Stored data:
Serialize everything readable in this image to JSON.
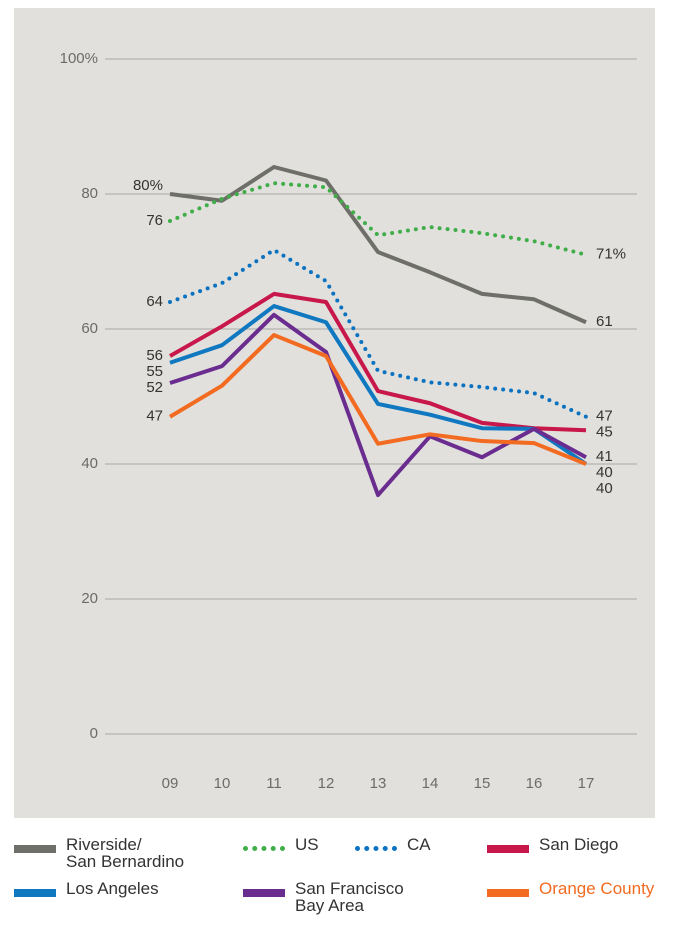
{
  "chart_data": {
    "type": "line",
    "categories": [
      "09",
      "10",
      "11",
      "12",
      "13",
      "14",
      "15",
      "16",
      "17"
    ],
    "ylim": [
      0,
      100
    ],
    "yticks": [
      0,
      20,
      40,
      60,
      80,
      {
        "value": 100,
        "label": "100%"
      }
    ],
    "grid": true,
    "legend": "bottom",
    "series": [
      {
        "name": "Riverside/\nSan Bernardino",
        "color": "#6e6f69",
        "style": "solid",
        "values": [
          80,
          79,
          84,
          82,
          71.4,
          68.4,
          65.2,
          64.4,
          61
        ],
        "value_labels": [
          "80%",
          null,
          null,
          null,
          null,
          null,
          null,
          null,
          "61"
        ]
      },
      {
        "name": "US",
        "color": "#3fae49",
        "style": "dotted",
        "values": [
          76,
          79.3,
          81.6,
          81,
          73.9,
          75.1,
          74.2,
          73,
          71
        ],
        "value_labels": [
          "76",
          null,
          null,
          null,
          null,
          null,
          null,
          null,
          "71%"
        ]
      },
      {
        "name": "CA",
        "color": "#0a72c0",
        "style": "dotted",
        "values": [
          64,
          66.8,
          71.7,
          67.1,
          53.8,
          52.1,
          51.4,
          50.5,
          47
        ],
        "value_labels": [
          "64",
          null,
          null,
          null,
          null,
          null,
          null,
          null,
          "47"
        ]
      },
      {
        "name": "San Diego",
        "color": "#c8174a",
        "style": "solid",
        "values": [
          56,
          60.4,
          65.2,
          64,
          50.8,
          49,
          46.1,
          45.3,
          45
        ],
        "value_labels": [
          "56",
          null,
          null,
          null,
          null,
          null,
          null,
          null,
          "45"
        ]
      },
      {
        "name": "Los Angeles",
        "color": "#0f78c0",
        "style": "solid",
        "values": [
          55,
          57.6,
          63.4,
          61,
          48.9,
          47.3,
          45.3,
          45.2,
          40
        ],
        "value_labels": [
          "55",
          null,
          null,
          null,
          null,
          null,
          null,
          null,
          "40"
        ]
      },
      {
        "name": "San Francisco\nBay Area",
        "color": "#6a2d8f",
        "style": "solid",
        "values": [
          52,
          54.5,
          62.1,
          56.6,
          35.4,
          44.1,
          41,
          45.2,
          41
        ],
        "value_labels": [
          "52",
          null,
          null,
          null,
          null,
          null,
          null,
          null,
          "41"
        ]
      },
      {
        "name": "Orange County",
        "color": "#f26b21",
        "style": "solid",
        "values": [
          47,
          51.6,
          59.1,
          56,
          43,
          44.4,
          43.4,
          43.1,
          40
        ],
        "value_labels": [
          "47",
          null,
          null,
          null,
          null,
          null,
          null,
          null,
          "40"
        ]
      }
    ]
  }
}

Exercise directions: Extract every line of the data exactly; pictures stay out.

Answer for this exercise:
Serialize everything readable in this image to JSON.
{
  "chart_data": {
    "type": "line",
    "categories": [
      "09",
      "10",
      "11",
      "12",
      "13",
      "14",
      "15",
      "16",
      "17"
    ],
    "ylim": [
      0,
      100
    ],
    "yticks": [
      0,
      20,
      40,
      60,
      80,
      {
        "value": 100,
        "label": "100%"
      }
    ],
    "grid": true,
    "legend": "bottom",
    "series": [
      {
        "name": "Riverside/\nSan Bernardino",
        "color": "#6e6f69",
        "style": "solid",
        "values": [
          80,
          79,
          84,
          82,
          71.4,
          68.4,
          65.2,
          64.4,
          61
        ],
        "value_labels": [
          "80%",
          null,
          null,
          null,
          null,
          null,
          null,
          null,
          "61"
        ]
      },
      {
        "name": "US",
        "color": "#3fae49",
        "style": "dotted",
        "values": [
          76,
          79.3,
          81.6,
          81,
          73.9,
          75.1,
          74.2,
          73,
          71
        ],
        "value_labels": [
          "76",
          null,
          null,
          null,
          null,
          null,
          null,
          null,
          "71%"
        ]
      },
      {
        "name": "CA",
        "color": "#0a72c0",
        "style": "dotted",
        "values": [
          64,
          66.8,
          71.7,
          67.1,
          53.8,
          52.1,
          51.4,
          50.5,
          47
        ],
        "value_labels": [
          "64",
          null,
          null,
          null,
          null,
          null,
          null,
          null,
          "47"
        ]
      },
      {
        "name": "San Diego",
        "color": "#c8174a",
        "style": "solid",
        "values": [
          56,
          60.4,
          65.2,
          64,
          50.8,
          49,
          46.1,
          45.3,
          45
        ],
        "value_labels": [
          "56",
          null,
          null,
          null,
          null,
          null,
          null,
          null,
          "45"
        ]
      },
      {
        "name": "Los Angeles",
        "color": "#0f78c0",
        "style": "solid",
        "values": [
          55,
          57.6,
          63.4,
          61,
          48.9,
          47.3,
          45.3,
          45.2,
          40
        ],
        "value_labels": [
          "55",
          null,
          null,
          null,
          null,
          null,
          null,
          null,
          "40"
        ]
      },
      {
        "name": "San Francisco\nBay Area",
        "color": "#6a2d8f",
        "style": "solid",
        "values": [
          52,
          54.5,
          62.1,
          56.6,
          35.4,
          44.1,
          41,
          45.2,
          41
        ],
        "value_labels": [
          "52",
          null,
          null,
          null,
          null,
          null,
          null,
          null,
          "41"
        ]
      },
      {
        "name": "Orange County",
        "color": "#f26b21",
        "style": "solid",
        "values": [
          47,
          51.6,
          59.1,
          56,
          43,
          44.4,
          43.4,
          43.1,
          40
        ],
        "value_labels": [
          "47",
          null,
          null,
          null,
          null,
          null,
          null,
          null,
          "40"
        ]
      }
    ]
  }
}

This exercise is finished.